Texto fornecido:
----
No artigo 153.º, prevêem-se os “requisitos da fundamentação”, nos seguintes termos:
“1 - A fundamentação deve ser expressa, através de sucinta exposição dos fundamentos de facto e de direito da decisão, podendo consistir em mera declaração de concordância com os fundamentos de anteriores pareceres, informações ou propostas, que constituem, neste caso, parte integrante do respetivo ato.
2 - Equivale à falta de fundamentação a adoção de fundamentos que, por obscuridade, contradição ou insuficiência, não esclareçam concretamente a motivação do ato. (…)”.
A decisão recorrida considerou que o acto suspendendo não padecia do vício de falta de fundamentação que a Requerente lhe tinha imputado, em virtude de resultar “da factualidade indiciariamente provada, por um lado, que a fundamentação de facto e de direito exigida relativamente ao acto suspendendo se mostra, integralmente, observada, nos termos e para os efeitos consagrados, sucessivamente, nos artigos 151.º, n.º 1 alínea d), 152.º, n.º 1 alínea e), e 153.º do Código do Procedimento Administrativo, e, por outro e como tal, que não sendo exigível nem permitida uma análise aprofundada de cada ilegalidade imputada, o que poderia esvaziar de conteúdo a acção principal, de que estes autos são apenso.”.
O acto administrativo suspendendo carece de ser fundamentado, devendo conter as razões ou motivos que conduziram o órgão à prática do mesmo, com aquele conteúdo, sendo que o mesmo deverá conter os fundamentos de facto e de direito em que a decisão assenta.
Mas no caso sub iudice não assiste razão à Recorrente.
Basta atentar nas alegações efectuadas pela mesma no requerimento inicial, para se compreender que o que ocorre não é que a Requerente, ora Recorrente não tenha entendido o acto suspendendo, o que se verifica é que discorda dos fundamentos do mesmo.
----
Dados:
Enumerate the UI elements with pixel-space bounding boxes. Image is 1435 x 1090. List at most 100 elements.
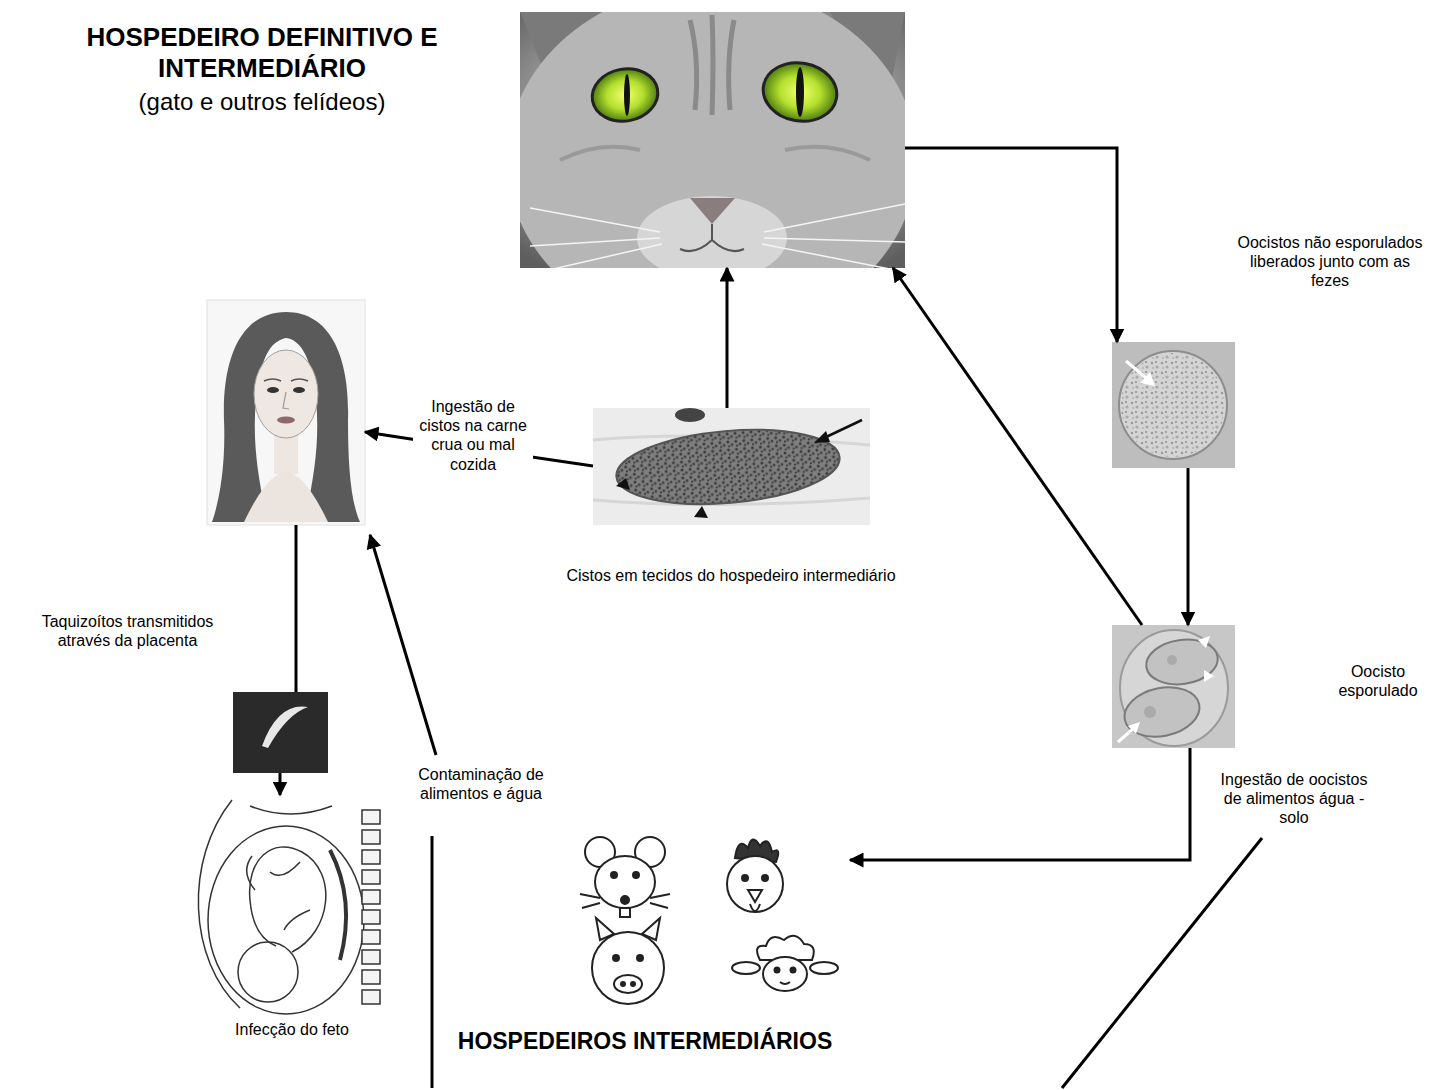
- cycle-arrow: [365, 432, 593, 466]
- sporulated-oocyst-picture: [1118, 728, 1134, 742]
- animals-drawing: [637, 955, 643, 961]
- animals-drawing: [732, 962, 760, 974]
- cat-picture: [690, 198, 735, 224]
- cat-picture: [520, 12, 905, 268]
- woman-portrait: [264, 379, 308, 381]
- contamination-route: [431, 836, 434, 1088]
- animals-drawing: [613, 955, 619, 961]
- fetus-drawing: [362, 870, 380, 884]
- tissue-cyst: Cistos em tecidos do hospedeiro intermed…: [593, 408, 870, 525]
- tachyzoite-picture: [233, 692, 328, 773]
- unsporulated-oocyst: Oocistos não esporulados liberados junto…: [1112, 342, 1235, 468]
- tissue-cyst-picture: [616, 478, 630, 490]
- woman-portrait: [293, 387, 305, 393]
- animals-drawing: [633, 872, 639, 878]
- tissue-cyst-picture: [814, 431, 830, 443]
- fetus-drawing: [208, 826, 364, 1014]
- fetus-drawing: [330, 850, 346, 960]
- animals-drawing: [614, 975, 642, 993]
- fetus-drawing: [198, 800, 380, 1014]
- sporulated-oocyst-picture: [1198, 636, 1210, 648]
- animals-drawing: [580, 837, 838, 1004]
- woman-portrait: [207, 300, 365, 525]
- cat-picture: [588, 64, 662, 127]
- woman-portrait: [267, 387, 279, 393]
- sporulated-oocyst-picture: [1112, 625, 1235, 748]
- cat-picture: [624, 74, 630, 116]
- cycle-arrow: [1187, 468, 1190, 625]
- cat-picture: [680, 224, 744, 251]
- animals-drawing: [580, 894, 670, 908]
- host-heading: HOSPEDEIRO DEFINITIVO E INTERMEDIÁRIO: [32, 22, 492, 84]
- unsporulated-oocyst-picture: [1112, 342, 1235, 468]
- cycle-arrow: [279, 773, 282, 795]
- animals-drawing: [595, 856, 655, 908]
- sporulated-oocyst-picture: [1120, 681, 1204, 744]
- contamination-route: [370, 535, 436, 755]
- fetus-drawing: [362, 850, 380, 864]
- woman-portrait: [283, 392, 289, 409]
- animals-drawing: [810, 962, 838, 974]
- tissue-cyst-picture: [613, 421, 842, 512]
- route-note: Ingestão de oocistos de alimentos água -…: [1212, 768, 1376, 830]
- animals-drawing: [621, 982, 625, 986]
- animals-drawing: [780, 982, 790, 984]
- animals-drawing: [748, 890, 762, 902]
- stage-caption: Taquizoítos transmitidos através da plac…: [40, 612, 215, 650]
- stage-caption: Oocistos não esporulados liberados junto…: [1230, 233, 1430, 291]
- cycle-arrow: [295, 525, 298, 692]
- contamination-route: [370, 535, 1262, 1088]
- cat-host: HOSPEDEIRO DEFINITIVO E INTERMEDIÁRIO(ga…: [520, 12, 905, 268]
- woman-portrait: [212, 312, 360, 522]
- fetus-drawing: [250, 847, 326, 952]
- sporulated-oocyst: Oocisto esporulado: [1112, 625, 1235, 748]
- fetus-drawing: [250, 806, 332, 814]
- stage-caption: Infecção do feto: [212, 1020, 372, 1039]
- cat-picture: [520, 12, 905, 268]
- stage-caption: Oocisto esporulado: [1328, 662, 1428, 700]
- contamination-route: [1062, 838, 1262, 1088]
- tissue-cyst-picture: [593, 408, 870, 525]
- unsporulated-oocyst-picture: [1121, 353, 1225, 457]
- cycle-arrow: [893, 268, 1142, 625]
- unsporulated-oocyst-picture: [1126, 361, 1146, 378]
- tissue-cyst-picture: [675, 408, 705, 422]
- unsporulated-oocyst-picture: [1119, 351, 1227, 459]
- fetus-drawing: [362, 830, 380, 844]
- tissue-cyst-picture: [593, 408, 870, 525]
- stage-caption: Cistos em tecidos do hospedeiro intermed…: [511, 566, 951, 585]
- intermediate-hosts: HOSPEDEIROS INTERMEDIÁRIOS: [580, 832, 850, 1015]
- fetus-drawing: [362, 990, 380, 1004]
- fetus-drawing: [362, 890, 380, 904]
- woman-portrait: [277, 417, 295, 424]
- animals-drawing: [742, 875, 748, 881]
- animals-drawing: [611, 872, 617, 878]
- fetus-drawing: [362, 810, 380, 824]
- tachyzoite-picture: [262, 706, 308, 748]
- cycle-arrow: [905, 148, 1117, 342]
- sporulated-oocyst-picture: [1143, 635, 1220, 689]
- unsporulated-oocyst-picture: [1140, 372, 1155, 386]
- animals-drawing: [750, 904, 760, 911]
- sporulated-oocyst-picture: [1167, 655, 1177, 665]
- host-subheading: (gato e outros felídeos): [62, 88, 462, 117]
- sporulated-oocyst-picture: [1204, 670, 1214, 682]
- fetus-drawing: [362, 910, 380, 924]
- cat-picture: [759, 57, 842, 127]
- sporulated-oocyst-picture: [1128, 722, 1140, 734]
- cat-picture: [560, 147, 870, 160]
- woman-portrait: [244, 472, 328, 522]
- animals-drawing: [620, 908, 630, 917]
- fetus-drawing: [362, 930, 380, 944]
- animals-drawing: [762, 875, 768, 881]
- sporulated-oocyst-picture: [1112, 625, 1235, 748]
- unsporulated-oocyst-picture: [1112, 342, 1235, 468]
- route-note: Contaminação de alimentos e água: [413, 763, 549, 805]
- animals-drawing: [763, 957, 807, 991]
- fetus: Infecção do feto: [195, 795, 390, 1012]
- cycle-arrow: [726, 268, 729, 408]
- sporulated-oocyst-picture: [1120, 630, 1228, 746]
----
Requisitos:
(1) Responda a estas perguntas com base no texto sobre a fundamentação do ato administrativo:
(a) Segundo o n.º 2 do artigo 153.º, por que razões a adoção de fundamentos equivale à falta de fundamentação?
(b) Em que pode consistir a fundamentação, além da sucinta exposição dos fundamentos de facto e de direito?
(c) O que se verifica, afinal, quanto à posição da Requerente, ora Recorrente, perante o acto suspendendo?
(2) Dê a continuação do texto sobre a fundamentação do ato administrativo, começando logo após a última frase apresentada.
Não é preciso recorrer às entradas.

Respostas aos exercícios:
(1)
(a) Por obscuridade, contradição ou insuficiência, quando esses fundamentos não esclareçam concretamente a motivação do ato.
(b) Numa mera declaração de concordância com os fundamentos de anteriores pareceres, informações ou propostas.
(c) A Recorrente discorda dos fundamentos do acto suspendendo. O que ocorre não é que não o tenha entendido.

(2)
A questão da aplicação insuficiente ou errada do art.º 33.º do Regulamento n.º 65/2011, da Comissão de 27 de janeiro, não se pode confundir com falta de fundamentação do ato suspendendo.
Assim, da análise do acto suspendendo, retira-se que o mesmo contém fundamentação de facto e de direito, perceptível pelo seu destinatário. E da leitura do requerimento inicial verifica-se que a Requerente não teve dificuldades em entender o acto, nem a fundamentação de direito expressa no mesmo.
Efectivamente, assim, a Recorrente revelou compreender perfeitamente as razões de facto e os fundamentos jurídicos pelos quais a Entidade Requerida, ora Recorrida praticou o acto suspendendo, discordando, contudo dos mesmos, como claramente alegou em sede de requerimento inicial. Assim como, no presente recurso, discordando da invocação do artigo 33.º do Regulamento (CE) 65/2011 da Comissão para decidir que não existe pista de controlo das despesas apresentadas pela Recorrente. E atentando no estabelecido neste artigo 33.º, n.º 2, que prevê que “Deve ser mantida uma pista de controlo suficiente. Consta do anexo a descrição indicativa dos requisitos de uma pista de controlo satisfatória.”, quanto a esta concreta questão da pista de controlo a fundamentação de direito, contrariamente ao alegado pela Recorrente, é suficiente. Igualmente foi invocado no acto suspendendo o disposto no n.º 1, do artigo 30.º do referido Regulamento, bem como, as cláusulas B.1, B.3, C1, e I.1, do contrato.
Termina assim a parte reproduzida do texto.